● DESCRIPTION OF THE TASK
Everything in the listing except the pictures should be written out exactly.

── STORED ROWS ──

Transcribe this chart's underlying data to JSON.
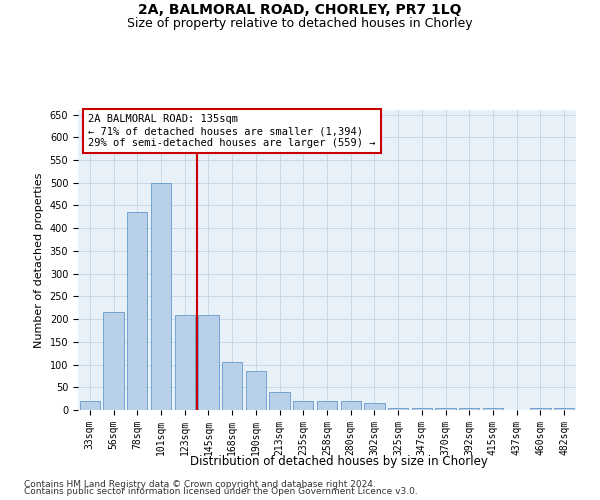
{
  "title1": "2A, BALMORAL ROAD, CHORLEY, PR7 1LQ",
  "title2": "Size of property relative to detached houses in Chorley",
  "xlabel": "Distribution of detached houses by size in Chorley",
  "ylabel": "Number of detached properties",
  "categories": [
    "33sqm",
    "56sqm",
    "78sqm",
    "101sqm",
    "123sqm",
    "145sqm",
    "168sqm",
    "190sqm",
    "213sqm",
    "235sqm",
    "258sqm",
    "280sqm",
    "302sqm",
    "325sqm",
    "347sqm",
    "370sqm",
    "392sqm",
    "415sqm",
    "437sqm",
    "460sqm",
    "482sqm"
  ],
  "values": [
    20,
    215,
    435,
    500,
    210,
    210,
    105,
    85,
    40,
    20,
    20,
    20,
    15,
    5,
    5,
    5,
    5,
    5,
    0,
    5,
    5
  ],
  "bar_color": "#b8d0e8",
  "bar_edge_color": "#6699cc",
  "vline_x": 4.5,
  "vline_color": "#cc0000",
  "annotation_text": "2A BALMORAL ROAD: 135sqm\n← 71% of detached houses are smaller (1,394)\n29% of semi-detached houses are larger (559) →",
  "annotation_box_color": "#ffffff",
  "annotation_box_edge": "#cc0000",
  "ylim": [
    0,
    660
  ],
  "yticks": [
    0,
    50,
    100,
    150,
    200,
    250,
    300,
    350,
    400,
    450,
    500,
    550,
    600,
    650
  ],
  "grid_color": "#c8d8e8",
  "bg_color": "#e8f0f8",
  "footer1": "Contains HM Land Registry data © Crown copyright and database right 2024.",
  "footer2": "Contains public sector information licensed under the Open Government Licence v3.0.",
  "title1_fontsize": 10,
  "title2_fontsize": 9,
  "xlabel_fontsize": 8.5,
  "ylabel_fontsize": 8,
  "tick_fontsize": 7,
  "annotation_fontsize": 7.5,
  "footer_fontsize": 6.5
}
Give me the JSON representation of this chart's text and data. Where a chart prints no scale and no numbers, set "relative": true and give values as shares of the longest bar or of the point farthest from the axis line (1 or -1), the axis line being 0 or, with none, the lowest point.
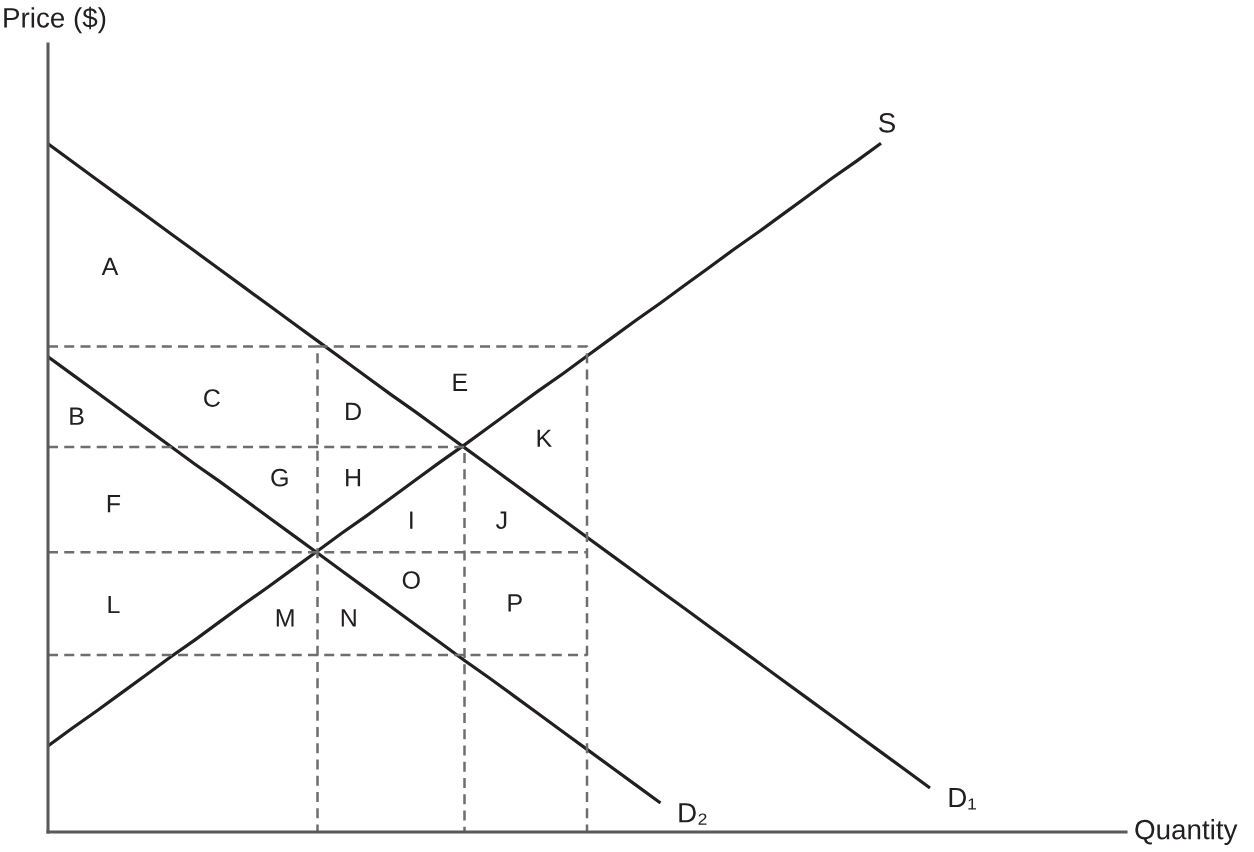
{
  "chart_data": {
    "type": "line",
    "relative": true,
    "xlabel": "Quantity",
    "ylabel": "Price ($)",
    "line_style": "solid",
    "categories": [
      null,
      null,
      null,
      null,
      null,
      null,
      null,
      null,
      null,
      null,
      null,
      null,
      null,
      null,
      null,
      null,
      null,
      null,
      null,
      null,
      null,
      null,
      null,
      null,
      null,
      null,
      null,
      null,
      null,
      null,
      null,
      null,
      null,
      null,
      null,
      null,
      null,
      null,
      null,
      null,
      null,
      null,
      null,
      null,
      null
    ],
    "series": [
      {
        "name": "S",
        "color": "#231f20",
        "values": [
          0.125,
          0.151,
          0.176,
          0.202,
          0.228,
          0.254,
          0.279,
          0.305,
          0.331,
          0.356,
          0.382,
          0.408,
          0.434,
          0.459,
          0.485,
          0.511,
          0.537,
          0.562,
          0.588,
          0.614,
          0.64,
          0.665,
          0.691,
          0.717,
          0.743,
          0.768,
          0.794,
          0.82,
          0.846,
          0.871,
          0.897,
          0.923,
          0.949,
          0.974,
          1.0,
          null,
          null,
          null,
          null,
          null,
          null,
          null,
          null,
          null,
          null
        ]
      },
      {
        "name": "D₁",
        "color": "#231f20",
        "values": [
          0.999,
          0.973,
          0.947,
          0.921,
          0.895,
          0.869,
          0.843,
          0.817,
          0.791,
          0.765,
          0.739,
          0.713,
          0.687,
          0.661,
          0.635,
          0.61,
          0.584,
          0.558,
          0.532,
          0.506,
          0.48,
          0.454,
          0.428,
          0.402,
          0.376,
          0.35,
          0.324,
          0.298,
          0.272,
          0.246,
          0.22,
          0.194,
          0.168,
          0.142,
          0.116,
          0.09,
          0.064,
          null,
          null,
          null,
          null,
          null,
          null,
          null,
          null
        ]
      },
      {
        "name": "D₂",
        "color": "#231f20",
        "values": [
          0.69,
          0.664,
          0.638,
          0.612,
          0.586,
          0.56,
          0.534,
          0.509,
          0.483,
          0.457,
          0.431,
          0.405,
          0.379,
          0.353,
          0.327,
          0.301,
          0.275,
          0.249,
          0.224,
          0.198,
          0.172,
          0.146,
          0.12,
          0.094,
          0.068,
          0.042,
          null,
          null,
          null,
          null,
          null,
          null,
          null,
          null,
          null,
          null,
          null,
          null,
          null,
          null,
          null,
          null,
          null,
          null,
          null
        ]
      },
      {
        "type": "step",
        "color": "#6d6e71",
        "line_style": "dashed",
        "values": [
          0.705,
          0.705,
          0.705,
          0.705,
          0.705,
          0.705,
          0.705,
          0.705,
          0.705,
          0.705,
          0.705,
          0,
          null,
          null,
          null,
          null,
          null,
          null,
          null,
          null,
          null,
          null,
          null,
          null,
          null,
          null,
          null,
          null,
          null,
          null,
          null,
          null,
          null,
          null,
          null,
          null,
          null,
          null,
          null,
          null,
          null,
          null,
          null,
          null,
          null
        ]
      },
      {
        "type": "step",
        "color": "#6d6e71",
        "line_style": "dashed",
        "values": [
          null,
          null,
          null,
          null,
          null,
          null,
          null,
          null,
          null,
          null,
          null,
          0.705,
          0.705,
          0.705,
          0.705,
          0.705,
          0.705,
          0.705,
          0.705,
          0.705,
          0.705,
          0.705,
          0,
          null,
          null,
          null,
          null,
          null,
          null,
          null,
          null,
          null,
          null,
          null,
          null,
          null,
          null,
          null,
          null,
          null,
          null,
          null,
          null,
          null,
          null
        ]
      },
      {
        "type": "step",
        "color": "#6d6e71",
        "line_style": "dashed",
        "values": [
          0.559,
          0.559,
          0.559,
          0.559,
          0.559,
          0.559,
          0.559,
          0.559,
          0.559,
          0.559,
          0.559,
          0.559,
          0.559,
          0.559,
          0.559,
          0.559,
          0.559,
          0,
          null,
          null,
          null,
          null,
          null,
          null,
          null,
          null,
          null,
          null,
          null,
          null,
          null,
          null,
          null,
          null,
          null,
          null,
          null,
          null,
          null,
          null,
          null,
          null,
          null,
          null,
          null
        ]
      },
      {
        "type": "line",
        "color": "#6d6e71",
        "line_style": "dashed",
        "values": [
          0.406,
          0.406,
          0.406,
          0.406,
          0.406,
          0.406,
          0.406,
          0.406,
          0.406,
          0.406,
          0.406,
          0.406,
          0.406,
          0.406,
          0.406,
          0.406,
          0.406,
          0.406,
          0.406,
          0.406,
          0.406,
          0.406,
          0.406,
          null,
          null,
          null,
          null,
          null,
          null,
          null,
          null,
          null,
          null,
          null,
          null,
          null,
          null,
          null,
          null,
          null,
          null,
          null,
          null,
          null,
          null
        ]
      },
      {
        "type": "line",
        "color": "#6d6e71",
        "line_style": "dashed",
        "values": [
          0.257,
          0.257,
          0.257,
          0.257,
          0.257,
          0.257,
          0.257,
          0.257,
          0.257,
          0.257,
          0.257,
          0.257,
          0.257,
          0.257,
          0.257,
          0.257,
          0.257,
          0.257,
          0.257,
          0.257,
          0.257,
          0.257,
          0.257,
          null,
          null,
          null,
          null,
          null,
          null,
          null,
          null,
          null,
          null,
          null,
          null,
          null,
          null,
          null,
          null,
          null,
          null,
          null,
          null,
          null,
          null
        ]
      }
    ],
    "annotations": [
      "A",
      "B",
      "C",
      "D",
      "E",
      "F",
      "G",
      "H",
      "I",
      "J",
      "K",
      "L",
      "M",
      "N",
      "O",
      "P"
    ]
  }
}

───

● FINISHED ANSWER
Transcribe this chart's underlying data to JSON.
{
  "title1": "2A, BALMORAL ROAD, CHORLEY, PR7 1LQ",
  "title2": "Size of property relative to detached houses in Chorley",
  "xlabel": "Distribution of detached houses by size in Chorley",
  "ylabel": "Number of detached properties",
  "categories": [
    "33sqm",
    "56sqm",
    "78sqm",
    "101sqm",
    "123sqm",
    "145sqm",
    "168sqm",
    "190sqm",
    "213sqm",
    "235sqm",
    "258sqm",
    "280sqm",
    "302sqm",
    "325sqm",
    "347sqm",
    "370sqm",
    "392sqm",
    "415sqm",
    "437sqm",
    "460sqm",
    "482sqm"
  ],
  "values": [
    20,
    215,
    435,
    500,
    210,
    210,
    105,
    85,
    40,
    20,
    20,
    20,
    15,
    5,
    5,
    5,
    5,
    5,
    0,
    5,
    5
  ],
  "bar_color": "#b8d0e8",
  "bar_edge_color": "#6699cc",
  "vline_x": 4.5,
  "vline_color": "#cc0000",
  "annotation_text": "2A BALMORAL ROAD: 135sqm\n← 71% of detached houses are smaller (1,394)\n29% of semi-detached houses are larger (559) →",
  "annotation_box_color": "#ffffff",
  "annotation_box_edge": "#cc0000",
  "ylim": [
    0,
    660
  ],
  "yticks": [
    0,
    50,
    100,
    150,
    200,
    250,
    300,
    350,
    400,
    450,
    500,
    550,
    600,
    650
  ],
  "grid_color": "#c8d8e8",
  "bg_color": "#e8f0f8",
  "footer1": "Contains HM Land Registry data © Crown copyright and database right 2024.",
  "footer2": "Contains public sector information licensed under the Open Government Licence v3.0.",
  "title1_fontsize": 10,
  "title2_fontsize": 9,
  "xlabel_fontsize": 8.5,
  "ylabel_fontsize": 8,
  "tick_fontsize": 7,
  "annotation_fontsize": 7.5,
  "footer_fontsize": 6.5
}
Give me the JSON representation of this chart's text and data. Where a chart prints no scale and no numbers, set "relative": true and give values as shares of the longest bar or of the point farthest from the axis line (1 or -1), the axis line being 0 or, with none, the lowest point.
{
  "chart_data": {
    "type": "line",
    "relative": true,
    "xlabel": "Quantity",
    "ylabel": "Price ($)",
    "line_style": "solid",
    "categories": [
      null,
      null,
      null,
      null,
      null,
      null,
      null,
      null,
      null,
      null,
      null,
      null,
      null,
      null,
      null,
      null,
      null,
      null,
      null,
      null,
      null,
      null,
      null,
      null,
      null,
      null,
      null,
      null,
      null,
      null,
      null,
      null,
      null,
      null,
      null,
      null,
      null,
      null,
      null,
      null,
      null,
      null,
      null,
      null,
      null
    ],
    "series": [
      {
        "name": "S",
        "color": "#231f20",
        "values": [
          0.125,
          0.151,
          0.176,
          0.202,
          0.228,
          0.254,
          0.279,
          0.305,
          0.331,
          0.356,
          0.382,
          0.408,
          0.434,
          0.459,
          0.485,
          0.511,
          0.537,
          0.562,
          0.588,
          0.614,
          0.64,
          0.665,
          0.691,
          0.717,
          0.743,
          0.768,
          0.794,
          0.82,
          0.846,
          0.871,
          0.897,
          0.923,
          0.949,
          0.974,
          1.0,
          null,
          null,
          null,
          null,
          null,
          null,
          null,
          null,
          null,
          null
        ]
      },
      {
        "name": "D₁",
        "color": "#231f20",
        "values": [
          0.999,
          0.973,
          0.947,
          0.921,
          0.895,
          0.869,
          0.843,
          0.817,
          0.791,
          0.765,
          0.739,
          0.713,
          0.687,
          0.661,
          0.635,
          0.61,
          0.584,
          0.558,
          0.532,
          0.506,
          0.48,
          0.454,
          0.428,
          0.402,
          0.376,
          0.35,
          0.324,
          0.298,
          0.272,
          0.246,
          0.22,
          0.194,
          0.168,
          0.142,
          0.116,
          0.09,
          0.064,
          null,
          null,
          null,
          null,
          null,
          null,
          null,
          null
        ]
      },
      {
        "name": "D₂",
        "color": "#231f20",
        "values": [
          0.69,
          0.664,
          0.638,
          0.612,
          0.586,
          0.56,
          0.534,
          0.509,
          0.483,
          0.457,
          0.431,
          0.405,
          0.379,
          0.353,
          0.327,
          0.301,
          0.275,
          0.249,
          0.224,
          0.198,
          0.172,
          0.146,
          0.12,
          0.094,
          0.068,
          0.042,
          null,
          null,
          null,
          null,
          null,
          null,
          null,
          null,
          null,
          null,
          null,
          null,
          null,
          null,
          null,
          null,
          null,
          null,
          null
        ]
      },
      {
        "type": "step",
        "color": "#6d6e71",
        "line_style": "dashed",
        "values": [
          0.705,
          0.705,
          0.705,
          0.705,
          0.705,
          0.705,
          0.705,
          0.705,
          0.705,
          0.705,
          0.705,
          0,
          null,
          null,
          null,
          null,
          null,
          null,
          null,
          null,
          null,
          null,
          null,
          null,
          null,
          null,
          null,
          null,
          null,
          null,
          null,
          null,
          null,
          null,
          null,
          null,
          null,
          null,
          null,
          null,
          null,
          null,
          null,
          null,
          null
        ]
      },
      {
        "type": "step",
        "color": "#6d6e71",
        "line_style": "dashed",
        "values": [
          null,
          null,
          null,
          null,
          null,
          null,
          null,
          null,
          null,
          null,
          null,
          0.705,
          0.705,
          0.705,
          0.705,
          0.705,
          0.705,
          0.705,
          0.705,
          0.705,
          0.705,
          0.705,
          0,
          null,
          null,
          null,
          null,
          null,
          null,
          null,
          null,
          null,
          null,
          null,
          null,
          null,
          null,
          null,
          null,
          null,
          null,
          null,
          null,
          null,
          null
        ]
      },
      {
        "type": "step",
        "color": "#6d6e71",
        "line_style": "dashed",
        "values": [
          0.559,
          0.559,
          0.559,
          0.559,
          0.559,
          0.559,
          0.559,
          0.559,
          0.559,
          0.559,
          0.559,
          0.559,
          0.559,
          0.559,
          0.559,
          0.559,
          0.559,
          0,
          null,
          null,
          null,
          null,
          null,
          null,
          null,
          null,
          null,
          null,
          null,
          null,
          null,
          null,
          null,
          null,
          null,
          null,
          null,
          null,
          null,
          null,
          null,
          null,
          null,
          null,
          null
        ]
      },
      {
        "type": "line",
        "color": "#6d6e71",
        "line_style": "dashed",
        "values": [
          0.406,
          0.406,
          0.406,
          0.406,
          0.406,
          0.406,
          0.406,
          0.406,
          0.406,
          0.406,
          0.406,
          0.406,
          0.406,
          0.406,
          0.406,
          0.406,
          0.406,
          0.406,
          0.406,
          0.406,
          0.406,
          0.406,
          0.406,
          null,
          null,
          null,
          null,
          null,
          null,
          null,
          null,
          null,
          null,
          null,
          null,
          null,
          null,
          null,
          null,
          null,
          null,
          null,
          null,
          null,
          null
        ]
      },
      {
        "type": "line",
        "color": "#6d6e71",
        "line_style": "dashed",
        "values": [
          0.257,
          0.257,
          0.257,
          0.257,
          0.257,
          0.257,
          0.257,
          0.257,
          0.257,
          0.257,
          0.257,
          0.257,
          0.257,
          0.257,
          0.257,
          0.257,
          0.257,
          0.257,
          0.257,
          0.257,
          0.257,
          0.257,
          0.257,
          null,
          null,
          null,
          null,
          null,
          null,
          null,
          null,
          null,
          null,
          null,
          null,
          null,
          null,
          null,
          null,
          null,
          null,
          null,
          null,
          null,
          null
        ]
      }
    ],
    "annotations": [
      "A",
      "B",
      "C",
      "D",
      "E",
      "F",
      "G",
      "H",
      "I",
      "J",
      "K",
      "L",
      "M",
      "N",
      "O",
      "P"
    ]
  }
}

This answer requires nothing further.